(begin)

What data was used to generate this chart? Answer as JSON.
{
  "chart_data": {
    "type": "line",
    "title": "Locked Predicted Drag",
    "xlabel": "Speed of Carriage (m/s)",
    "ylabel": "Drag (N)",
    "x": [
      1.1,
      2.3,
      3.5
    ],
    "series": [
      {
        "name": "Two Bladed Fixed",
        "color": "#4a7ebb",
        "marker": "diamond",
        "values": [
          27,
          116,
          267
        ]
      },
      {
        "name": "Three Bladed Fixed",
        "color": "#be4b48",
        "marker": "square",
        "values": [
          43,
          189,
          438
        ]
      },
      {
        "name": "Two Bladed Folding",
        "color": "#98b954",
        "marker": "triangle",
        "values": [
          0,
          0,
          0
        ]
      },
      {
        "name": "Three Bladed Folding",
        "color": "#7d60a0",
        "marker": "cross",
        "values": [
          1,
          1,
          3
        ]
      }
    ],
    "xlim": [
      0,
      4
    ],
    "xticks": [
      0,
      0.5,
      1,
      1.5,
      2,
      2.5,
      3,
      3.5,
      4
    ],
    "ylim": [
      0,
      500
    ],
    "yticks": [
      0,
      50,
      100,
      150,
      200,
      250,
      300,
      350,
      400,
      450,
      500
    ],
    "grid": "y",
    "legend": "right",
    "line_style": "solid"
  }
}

(end)

Go through the preceding material and copy each line that has the word "Drag".

    "title": "Locked Predicted Drag",
    "ylabel": "Drag (N)",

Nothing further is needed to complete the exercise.